**Exercise aim:** Each line of the listing must be transcribed exactly, except for the images, which should be excluded.

**Listed entries:**

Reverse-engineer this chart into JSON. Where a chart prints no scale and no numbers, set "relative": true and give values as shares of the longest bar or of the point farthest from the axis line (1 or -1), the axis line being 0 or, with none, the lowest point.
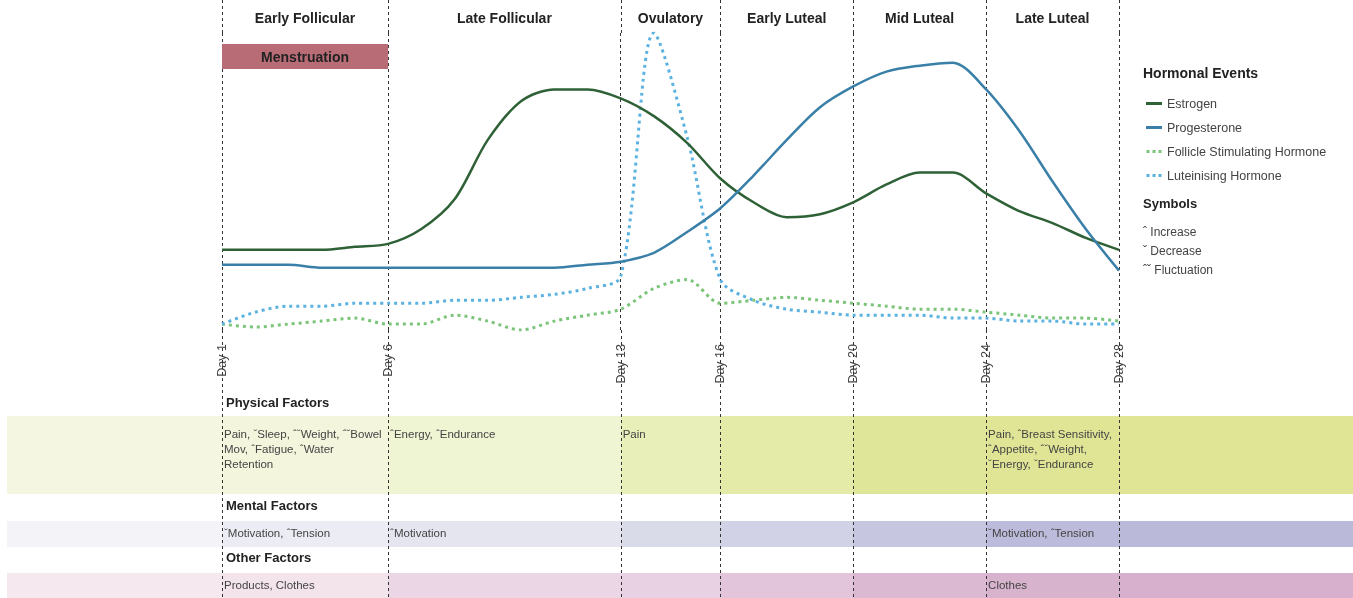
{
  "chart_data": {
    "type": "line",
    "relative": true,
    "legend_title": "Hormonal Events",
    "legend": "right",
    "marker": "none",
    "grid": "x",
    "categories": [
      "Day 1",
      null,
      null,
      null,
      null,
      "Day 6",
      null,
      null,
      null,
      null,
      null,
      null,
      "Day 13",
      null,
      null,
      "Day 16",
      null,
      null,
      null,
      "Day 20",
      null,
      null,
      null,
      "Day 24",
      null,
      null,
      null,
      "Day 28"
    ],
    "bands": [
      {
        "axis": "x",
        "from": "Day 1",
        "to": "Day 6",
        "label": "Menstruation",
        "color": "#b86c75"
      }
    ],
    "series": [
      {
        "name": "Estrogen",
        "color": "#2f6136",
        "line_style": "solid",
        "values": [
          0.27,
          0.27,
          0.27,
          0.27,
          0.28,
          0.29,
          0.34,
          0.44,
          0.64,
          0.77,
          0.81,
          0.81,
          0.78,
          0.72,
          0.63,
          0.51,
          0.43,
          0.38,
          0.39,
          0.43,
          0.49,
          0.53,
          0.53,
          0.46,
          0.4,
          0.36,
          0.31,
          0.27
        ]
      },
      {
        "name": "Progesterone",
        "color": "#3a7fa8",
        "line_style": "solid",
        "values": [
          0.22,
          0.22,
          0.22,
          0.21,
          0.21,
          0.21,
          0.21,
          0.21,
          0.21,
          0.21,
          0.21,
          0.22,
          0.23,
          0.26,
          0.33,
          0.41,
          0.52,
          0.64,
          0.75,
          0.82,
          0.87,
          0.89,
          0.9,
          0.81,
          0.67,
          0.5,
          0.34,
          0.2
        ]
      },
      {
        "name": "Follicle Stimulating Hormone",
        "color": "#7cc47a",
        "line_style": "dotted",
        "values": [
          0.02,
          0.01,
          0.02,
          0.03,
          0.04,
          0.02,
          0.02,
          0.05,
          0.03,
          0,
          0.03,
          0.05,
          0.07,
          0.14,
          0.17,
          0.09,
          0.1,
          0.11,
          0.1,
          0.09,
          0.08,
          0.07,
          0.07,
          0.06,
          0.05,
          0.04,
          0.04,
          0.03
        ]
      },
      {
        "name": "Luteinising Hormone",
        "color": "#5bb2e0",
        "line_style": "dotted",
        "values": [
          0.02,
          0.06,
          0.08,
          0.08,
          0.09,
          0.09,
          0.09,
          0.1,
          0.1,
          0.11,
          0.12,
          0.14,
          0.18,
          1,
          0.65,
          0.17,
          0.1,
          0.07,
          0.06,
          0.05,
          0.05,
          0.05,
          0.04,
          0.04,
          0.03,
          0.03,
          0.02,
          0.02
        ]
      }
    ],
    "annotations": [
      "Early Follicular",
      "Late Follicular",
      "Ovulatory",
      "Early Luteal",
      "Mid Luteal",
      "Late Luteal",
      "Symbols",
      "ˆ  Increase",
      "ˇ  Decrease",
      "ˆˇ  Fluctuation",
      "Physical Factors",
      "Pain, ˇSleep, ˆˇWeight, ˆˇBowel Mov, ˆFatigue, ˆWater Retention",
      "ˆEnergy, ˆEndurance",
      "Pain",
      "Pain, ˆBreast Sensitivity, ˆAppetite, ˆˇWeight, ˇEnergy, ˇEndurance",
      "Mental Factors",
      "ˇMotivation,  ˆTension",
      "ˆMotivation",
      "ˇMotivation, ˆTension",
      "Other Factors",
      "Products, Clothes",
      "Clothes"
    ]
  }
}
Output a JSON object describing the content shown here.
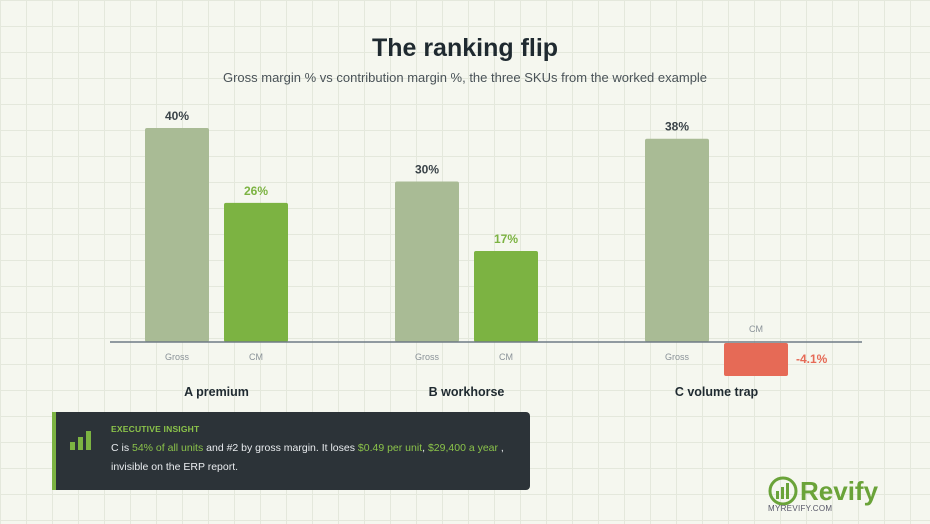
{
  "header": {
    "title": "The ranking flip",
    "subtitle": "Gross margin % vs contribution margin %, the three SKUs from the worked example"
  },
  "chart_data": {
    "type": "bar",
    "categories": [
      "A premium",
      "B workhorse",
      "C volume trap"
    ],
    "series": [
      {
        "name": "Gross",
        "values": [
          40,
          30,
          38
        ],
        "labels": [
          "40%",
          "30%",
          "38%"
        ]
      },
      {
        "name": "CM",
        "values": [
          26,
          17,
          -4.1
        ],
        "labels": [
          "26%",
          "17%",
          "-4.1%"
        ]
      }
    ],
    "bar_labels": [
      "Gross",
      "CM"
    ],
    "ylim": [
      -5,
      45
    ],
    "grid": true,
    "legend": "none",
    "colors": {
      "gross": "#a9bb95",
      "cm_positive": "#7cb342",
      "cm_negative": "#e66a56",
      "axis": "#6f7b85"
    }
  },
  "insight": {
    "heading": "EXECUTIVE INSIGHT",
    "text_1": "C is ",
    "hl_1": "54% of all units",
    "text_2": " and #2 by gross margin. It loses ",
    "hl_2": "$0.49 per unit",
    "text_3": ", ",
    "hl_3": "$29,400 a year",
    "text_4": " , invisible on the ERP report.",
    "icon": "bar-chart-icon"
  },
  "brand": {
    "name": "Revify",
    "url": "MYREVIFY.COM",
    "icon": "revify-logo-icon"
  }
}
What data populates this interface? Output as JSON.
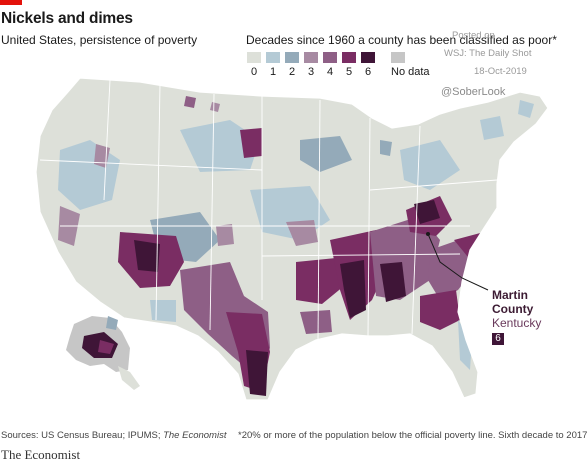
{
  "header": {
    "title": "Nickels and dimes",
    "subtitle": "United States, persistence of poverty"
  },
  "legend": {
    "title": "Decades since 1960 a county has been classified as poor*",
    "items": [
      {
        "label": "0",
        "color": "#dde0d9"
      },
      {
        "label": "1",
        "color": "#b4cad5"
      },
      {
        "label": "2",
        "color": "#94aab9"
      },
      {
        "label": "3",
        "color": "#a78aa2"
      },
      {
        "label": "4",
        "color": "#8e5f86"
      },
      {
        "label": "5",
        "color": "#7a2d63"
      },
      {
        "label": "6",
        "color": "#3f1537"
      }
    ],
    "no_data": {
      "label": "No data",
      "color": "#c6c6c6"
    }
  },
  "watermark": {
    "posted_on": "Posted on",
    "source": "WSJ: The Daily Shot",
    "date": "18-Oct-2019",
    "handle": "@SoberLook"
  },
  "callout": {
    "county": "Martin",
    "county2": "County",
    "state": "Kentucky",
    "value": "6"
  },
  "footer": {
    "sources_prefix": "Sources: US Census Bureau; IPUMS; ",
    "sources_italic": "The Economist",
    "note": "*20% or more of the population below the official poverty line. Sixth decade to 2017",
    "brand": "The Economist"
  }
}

**The output:**
Reverse-engineer this chart into JSON. Where a chart prints no scale and no numbers, set "relative": true and give values as shares of the longest bar or of the point farthest from the axis line (1 or -1), the axis line being 0 or, with none, the lowest point.
{
  "chart_data": {
    "type": "line",
    "relative": true,
    "legend_title": "Hormonal Events",
    "legend": "right",
    "marker": "none",
    "grid": "x",
    "categories": [
      "Day 1",
      null,
      null,
      null,
      null,
      "Day 6",
      null,
      null,
      null,
      null,
      null,
      null,
      "Day 13",
      null,
      null,
      "Day 16",
      null,
      null,
      null,
      "Day 20",
      null,
      null,
      null,
      "Day 24",
      null,
      null,
      null,
      "Day 28"
    ],
    "bands": [
      {
        "axis": "x",
        "from": "Day 1",
        "to": "Day 6",
        "label": "Menstruation",
        "color": "#b86c75"
      }
    ],
    "series": [
      {
        "name": "Estrogen",
        "color": "#2f6136",
        "line_style": "solid",
        "values": [
          0.27,
          0.27,
          0.27,
          0.27,
          0.28,
          0.29,
          0.34,
          0.44,
          0.64,
          0.77,
          0.81,
          0.81,
          0.78,
          0.72,
          0.63,
          0.51,
          0.43,
          0.38,
          0.39,
          0.43,
          0.49,
          0.53,
          0.53,
          0.46,
          0.4,
          0.36,
          0.31,
          0.27
        ]
      },
      {
        "name": "Progesterone",
        "color": "#3a7fa8",
        "line_style": "solid",
        "values": [
          0.22,
          0.22,
          0.22,
          0.21,
          0.21,
          0.21,
          0.21,
          0.21,
          0.21,
          0.21,
          0.21,
          0.22,
          0.23,
          0.26,
          0.33,
          0.41,
          0.52,
          0.64,
          0.75,
          0.82,
          0.87,
          0.89,
          0.9,
          0.81,
          0.67,
          0.5,
          0.34,
          0.2
        ]
      },
      {
        "name": "Follicle Stimulating Hormone",
        "color": "#7cc47a",
        "line_style": "dotted",
        "values": [
          0.02,
          0.01,
          0.02,
          0.03,
          0.04,
          0.02,
          0.02,
          0.05,
          0.03,
          0,
          0.03,
          0.05,
          0.07,
          0.14,
          0.17,
          0.09,
          0.1,
          0.11,
          0.1,
          0.09,
          0.08,
          0.07,
          0.07,
          0.06,
          0.05,
          0.04,
          0.04,
          0.03
        ]
      },
      {
        "name": "Luteinising Hormone",
        "color": "#5bb2e0",
        "line_style": "dotted",
        "values": [
          0.02,
          0.06,
          0.08,
          0.08,
          0.09,
          0.09,
          0.09,
          0.1,
          0.1,
          0.11,
          0.12,
          0.14,
          0.18,
          1,
          0.65,
          0.17,
          0.1,
          0.07,
          0.06,
          0.05,
          0.05,
          0.05,
          0.04,
          0.04,
          0.03,
          0.03,
          0.02,
          0.02
        ]
      }
    ],
    "annotations": [
      "Early Follicular",
      "Late Follicular",
      "Ovulatory",
      "Early Luteal",
      "Mid Luteal",
      "Late Luteal",
      "Symbols",
      "ˆ  Increase",
      "ˇ  Decrease",
      "ˆˇ  Fluctuation",
      "Physical Factors",
      "Pain, ˇSleep, ˆˇWeight, ˆˇBowel Mov, ˆFatigue, ˆWater Retention",
      "ˆEnergy, ˆEndurance",
      "Pain",
      "Pain, ˆBreast Sensitivity, ˆAppetite, ˆˇWeight, ˇEnergy, ˇEndurance",
      "Mental Factors",
      "ˇMotivation,  ˆTension",
      "ˆMotivation",
      "ˇMotivation, ˆTension",
      "Other Factors",
      "Products, Clothes",
      "Clothes"
    ]
  }
}
Output a JSON object describing the content shown here.
{
  "header": {
    "title": "The ranking flip",
    "subtitle": "Gross margin % vs contribution margin %, the three SKUs from the worked example"
  },
  "chart_data": {
    "type": "bar",
    "categories": [
      "A premium",
      "B workhorse",
      "C volume trap"
    ],
    "series": [
      {
        "name": "Gross",
        "values": [
          40,
          30,
          38
        ],
        "labels": [
          "40%",
          "30%",
          "38%"
        ]
      },
      {
        "name": "CM",
        "values": [
          26,
          17,
          -4.1
        ],
        "labels": [
          "26%",
          "17%",
          "-4.1%"
        ]
      }
    ],
    "bar_labels": [
      "Gross",
      "CM"
    ],
    "ylim": [
      -5,
      45
    ],
    "grid": true,
    "legend": "none",
    "colors": {
      "gross": "#a9bb95",
      "cm_positive": "#7cb342",
      "cm_negative": "#e66a56",
      "axis": "#6f7b85"
    }
  },
  "insight": {
    "heading": "EXECUTIVE INSIGHT",
    "text_1": "C is ",
    "hl_1": "54% of all units",
    "text_2": " and #2 by gross margin. It loses ",
    "hl_2": "$0.49 per unit",
    "text_3": ", ",
    "hl_3": "$29,400 a year",
    "text_4": " , invisible on the ERP report.",
    "icon": "bar-chart-icon"
  },
  "brand": {
    "name": "Revify",
    "url": "MYREVIFY.COM",
    "icon": "revify-logo-icon"
  }
}
What data populates this interface? Output as JSON.
{
  "header": {
    "title": "Nickels and dimes",
    "subtitle": "United States, persistence of poverty"
  },
  "legend": {
    "title": "Decades since 1960 a county has been classified as poor*",
    "items": [
      {
        "label": "0",
        "color": "#dde0d9"
      },
      {
        "label": "1",
        "color": "#b4cad5"
      },
      {
        "label": "2",
        "color": "#94aab9"
      },
      {
        "label": "3",
        "color": "#a78aa2"
      },
      {
        "label": "4",
        "color": "#8e5f86"
      },
      {
        "label": "5",
        "color": "#7a2d63"
      },
      {
        "label": "6",
        "color": "#3f1537"
      }
    ],
    "no_data": {
      "label": "No data",
      "color": "#c6c6c6"
    }
  },
  "watermark": {
    "posted_on": "Posted on",
    "source": "WSJ: The Daily Shot",
    "date": "18-Oct-2019",
    "handle": "@SoberLook"
  },
  "callout": {
    "county": "Martin",
    "county2": "County",
    "state": "Kentucky",
    "value": "6"
  },
  "footer": {
    "sources_prefix": "Sources: US Census Bureau; IPUMS; ",
    "sources_italic": "The Economist",
    "note": "*20% or more of the population below the official poverty line. Sixth decade to 2017",
    "brand": "The Economist"
  }
}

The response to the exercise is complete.